Short exercise:
Change "European" to "Asian" in the rows from the line with "285, 472, 299]" up to and including the line with "most 100 elements.", and give back only those lines with nothing else altered.

Material for the task:

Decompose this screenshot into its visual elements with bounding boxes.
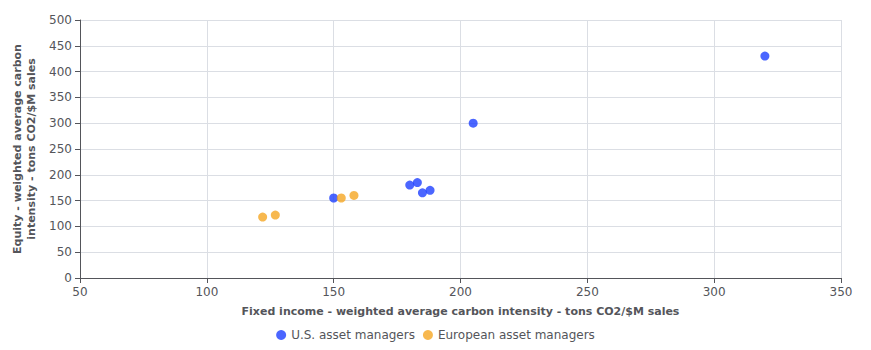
svg-text:200: 200	[449, 285, 472, 299]
svg-text:intensity - tons CO2/$M sales: intensity - tons CO2/$M sales	[25, 58, 38, 240]
svg-text:150: 150	[322, 285, 345, 299]
svg-text:300: 300	[703, 285, 726, 299]
svg-text:400: 400	[49, 65, 72, 79]
svg-text:200: 200	[49, 168, 72, 182]
svg-text:250: 250	[49, 142, 72, 156]
svg-text:450: 450	[49, 39, 72, 53]
svg-text:50: 50	[57, 245, 72, 259]
svg-text:Equity - weighted average carb: Equity - weighted average carbon	[11, 44, 24, 254]
svg-text:250: 250	[576, 285, 599, 299]
svg-text:100: 100	[195, 285, 218, 299]
svg-text:U.S. asset managers: U.S. asset managers	[291, 328, 415, 342]
svg-text:0: 0	[64, 271, 72, 285]
svg-text:350: 350	[49, 90, 72, 104]
svg-text:300: 300	[49, 116, 72, 130]
svg-text:100: 100	[49, 219, 72, 233]
svg-text:50: 50	[72, 285, 87, 299]
svg-text:150: 150	[49, 194, 72, 208]
svg-text:Fixed income - weighted averag: Fixed income - weighted average carbon i…	[242, 305, 680, 318]
svg-text:350: 350	[830, 285, 853, 299]
svg-text:European asset managers: European asset managers	[438, 328, 595, 342]
svg-text:500: 500	[49, 13, 72, 27]
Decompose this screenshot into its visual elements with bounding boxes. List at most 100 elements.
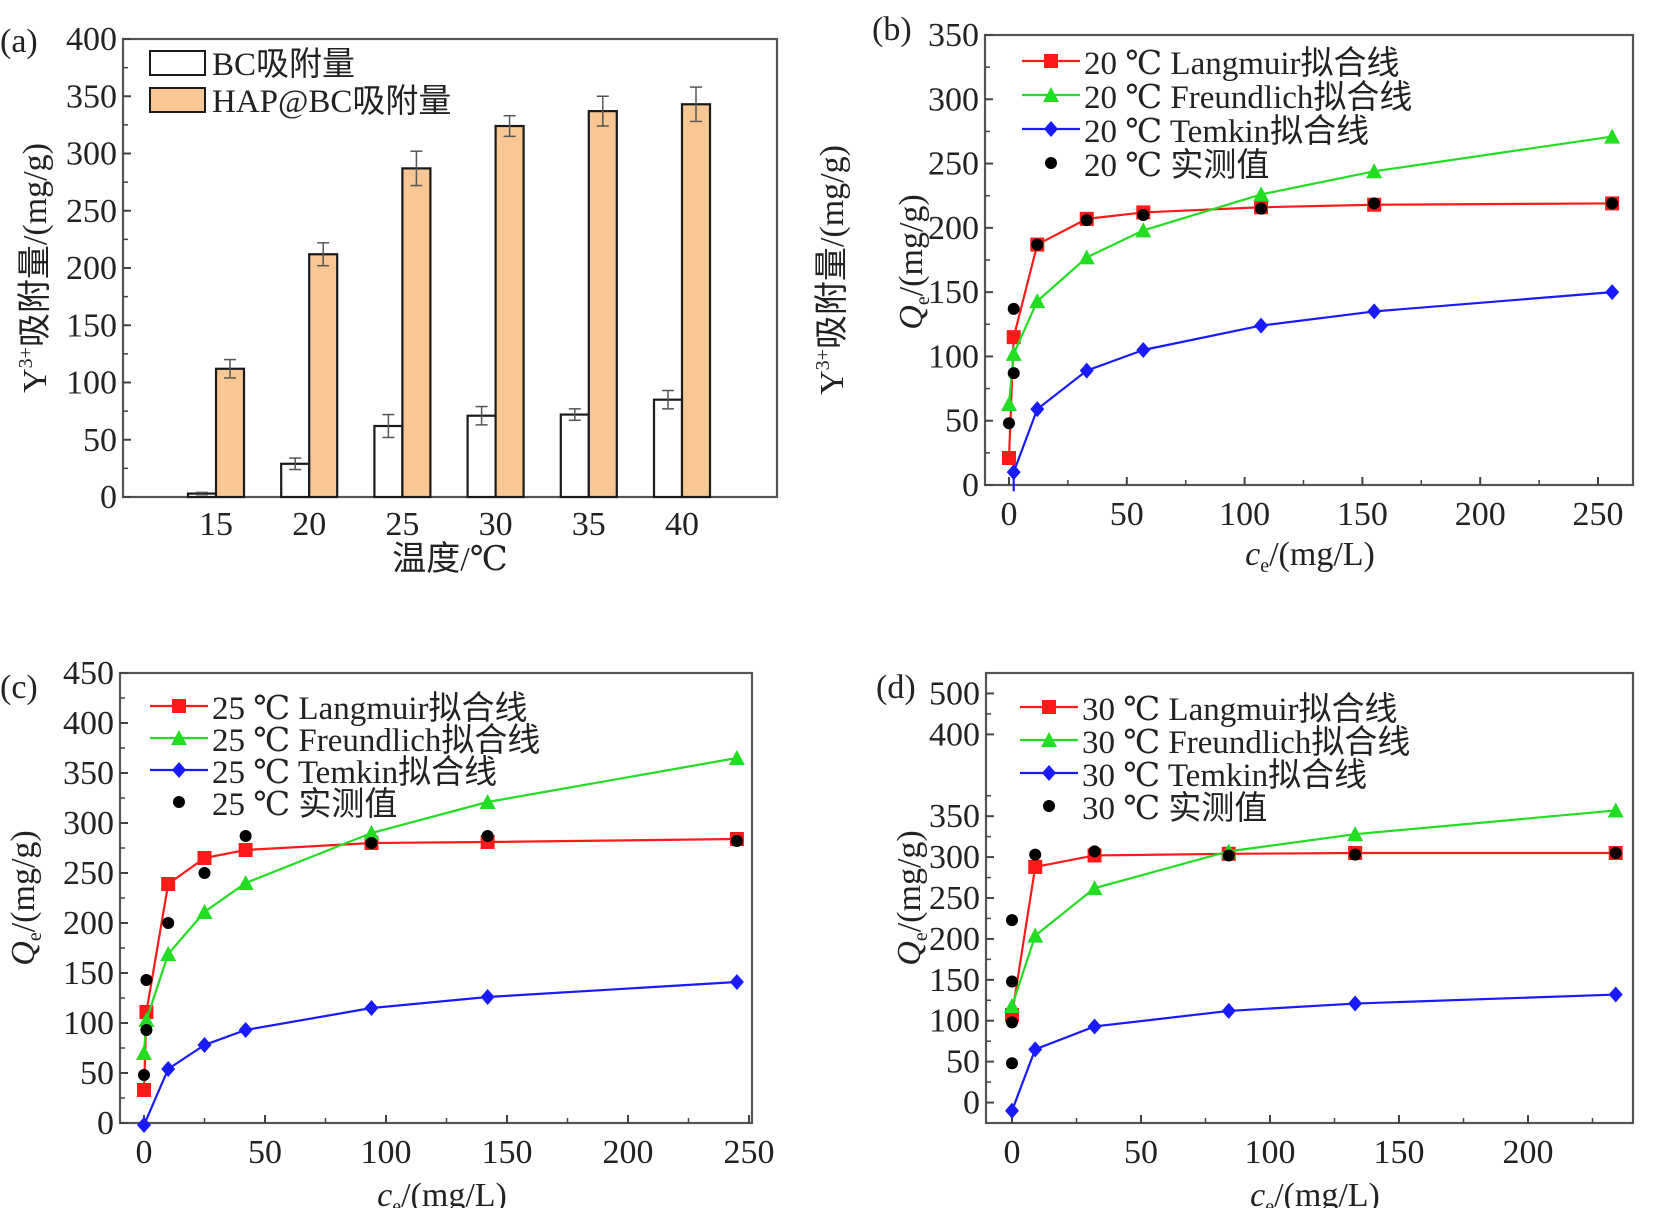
- marker-diamond: [137, 1117, 151, 1133]
- marker-diamond: [480, 989, 495, 1005]
- panel-label: (b): [872, 11, 912, 48]
- legend-item: 30 ℃ 实测值: [1043, 790, 1267, 827]
- marker-circle: [481, 830, 494, 842]
- y-axis-title-main: Y: [814, 370, 851, 395]
- error-bar: [690, 86, 702, 123]
- marker-diamond: [1367, 303, 1382, 320]
- y-tick-label: 100: [63, 1005, 114, 1042]
- x-axis-title-main: c: [1250, 1177, 1265, 1208]
- marker-circle: [365, 837, 378, 849]
- legend-item: 20 ℃ 实测值: [1045, 147, 1269, 184]
- y-tick-label: 300: [929, 839, 980, 876]
- series-3: [1003, 197, 1619, 430]
- y-tick-label: 500: [929, 675, 980, 712]
- legend-label: BC吸附量: [212, 46, 355, 83]
- x-tick-label: 40: [665, 506, 699, 543]
- y-tick-label: 200: [66, 250, 117, 287]
- marker-circle: [1222, 849, 1235, 862]
- x-axis-title-rest: /(mg/L): [1269, 536, 1375, 573]
- panel-c: (c) 0 50 100 150 200 250 300 350 400 450 0 50 100 150 2…: [0, 655, 775, 1208]
- marker-circle: [1006, 914, 1018, 927]
- legend-label: 20 ℃ Freundlich拟合线: [1084, 79, 1412, 116]
- legend-label: 25 ℃ 实测值: [212, 786, 397, 823]
- marker-diamond: [1605, 284, 1620, 301]
- marker-triangle: [1135, 222, 1152, 238]
- marker-diamond: [1221, 1002, 1236, 1019]
- legend-label: HAP@BC吸附量: [212, 83, 451, 120]
- x-tick-label: 0: [1001, 496, 1018, 533]
- series-line: [1010, 993, 1616, 1112]
- marker-circle: [140, 974, 153, 986]
- marker-square: [1042, 700, 1056, 714]
- x-axis-title-sub: e: [1265, 1196, 1274, 1208]
- y-tick-label: 150: [63, 955, 114, 992]
- y-axis-title-sub: e: [912, 296, 934, 305]
- marker-triangle: [237, 875, 254, 890]
- error-bar: [224, 358, 236, 379]
- panel-d: (d) 0 50 100 150 200 250 300 350 400 500 0 50 100 150 2…: [876, 669, 1635, 1208]
- marker-diamond: [1087, 1018, 1102, 1035]
- marker-circle: [1006, 1057, 1018, 1070]
- marker-circle: [198, 867, 211, 879]
- marker-triangle: [136, 1045, 152, 1060]
- y-tick-label: 300: [66, 136, 117, 173]
- marker-triangle: [1005, 345, 1022, 361]
- y-tick-label: 100: [929, 1003, 980, 1040]
- y-tick-label: 400: [66, 21, 117, 58]
- y-tick-label: 350: [929, 798, 980, 835]
- marker-circle: [1029, 848, 1042, 861]
- series-line: [1010, 851, 1616, 1016]
- marker-circle: [1368, 197, 1381, 210]
- marker-square: [1002, 451, 1016, 465]
- marker-diamond: [172, 762, 186, 778]
- marker-square: [1028, 859, 1043, 874]
- marker-triangle: [1253, 186, 1270, 202]
- marker-circle: [1349, 848, 1362, 861]
- y-axis-title-main: Q: [5, 941, 42, 966]
- error-bar: [503, 114, 516, 138]
- marker-triangle: [138, 1012, 155, 1027]
- y-axis-title-main: Q: [891, 941, 928, 966]
- marker-triangle: [728, 750, 745, 765]
- x-tick-label: 15: [199, 506, 233, 543]
- y-axis-title-main: Q: [893, 305, 930, 330]
- y-axis-title-sub: e: [24, 932, 46, 941]
- legend-label: 30 ℃ Temkin拟合线: [1082, 757, 1367, 794]
- marker-triangle: [1004, 998, 1020, 1013]
- x-tick-label: 100: [361, 1134, 412, 1171]
- y-tick-label: 100: [66, 365, 117, 402]
- marker-square: [1006, 330, 1021, 345]
- x-tick-label: 0: [136, 1134, 153, 1171]
- y-tick-label: 400: [929, 716, 980, 753]
- y-axis-title-sup: 3+: [15, 347, 37, 368]
- legend-item: 20 ℃ Temkin拟合线: [1022, 113, 1369, 150]
- y-axis-title-rest: /(mg/g): [893, 194, 930, 296]
- x-tick-label: 150: [1337, 496, 1388, 533]
- x-axis-title: ce/(mg/L): [1245, 536, 1375, 577]
- marker-diamond: [1030, 401, 1045, 418]
- marker-circle: [1088, 845, 1101, 858]
- marker-circle: [1045, 157, 1057, 169]
- marker-triangle: [1027, 927, 1044, 943]
- y-tick-label: 350: [928, 17, 979, 54]
- marker-triangle: [1604, 128, 1621, 144]
- legend-label: 20 ℃ Temkin拟合线: [1084, 113, 1369, 150]
- marker-triangle: [160, 946, 177, 961]
- marker-circle: [1606, 197, 1619, 210]
- y-axis-title: Qe/(mg/g): [5, 830, 46, 965]
- marker-triangle: [479, 794, 496, 809]
- marker-diamond: [729, 974, 744, 990]
- series-2: [137, 974, 744, 1133]
- x-axis-title-rest: /(mg/L): [401, 1177, 507, 1208]
- panel-label: (d): [876, 669, 916, 706]
- y-tick-label: 150: [66, 307, 117, 344]
- y-axis-title: Qe/(mg/g): [891, 830, 932, 965]
- legend-item: 25 ℃ Temkin拟合线: [150, 754, 497, 791]
- legend-label: 25 ℃ Temkin拟合线: [212, 754, 497, 791]
- marker-diamond: [1608, 986, 1623, 1003]
- marker-triangle: [1043, 87, 1059, 102]
- bar-bc: [559, 413, 590, 499]
- marker-square: [172, 699, 186, 713]
- error-bar: [410, 150, 423, 187]
- x-tick-label: 50: [1110, 496, 1144, 533]
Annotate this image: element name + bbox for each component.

The answer:
svg-text:200: 200	[449, 285, 472, 299]
svg-text:intensity - tons CO2/$M sales: intensity - tons CO2/$M sales	[25, 58, 38, 240]
svg-text:150: 150	[322, 285, 345, 299]
svg-text:300: 300	[703, 285, 726, 299]
svg-text:400: 400	[49, 65, 72, 79]
svg-text:200: 200	[49, 168, 72, 182]
svg-text:250: 250	[49, 142, 72, 156]
svg-text:450: 450	[49, 39, 72, 53]
svg-text:50: 50	[57, 245, 72, 259]
svg-text:Equity - weighted average carb: Equity - weighted average carbon	[11, 44, 24, 254]
svg-text:250: 250	[576, 285, 599, 299]
svg-text:100: 100	[195, 285, 218, 299]
svg-text:U.S. asset managers: U.S. asset managers	[291, 328, 415, 342]
svg-text:0: 0	[64, 271, 72, 285]
svg-text:350: 350	[49, 90, 72, 104]
svg-text:300: 300	[49, 116, 72, 130]
svg-text:100: 100	[49, 219, 72, 233]
svg-text:50: 50	[72, 285, 87, 299]
svg-text:150: 150	[49, 194, 72, 208]
svg-text:Fixed income - weighted averag: Fixed income - weighted average carbon i…	[242, 305, 680, 318]
svg-text:350: 350	[830, 285, 853, 299]
svg-text:Asian asset managers: Asian asset managers	[438, 328, 595, 342]
svg-text:500: 500	[49, 13, 72, 27]
Decompose this screenshot into its visual elements with bounding boxes. List at most 100 elements.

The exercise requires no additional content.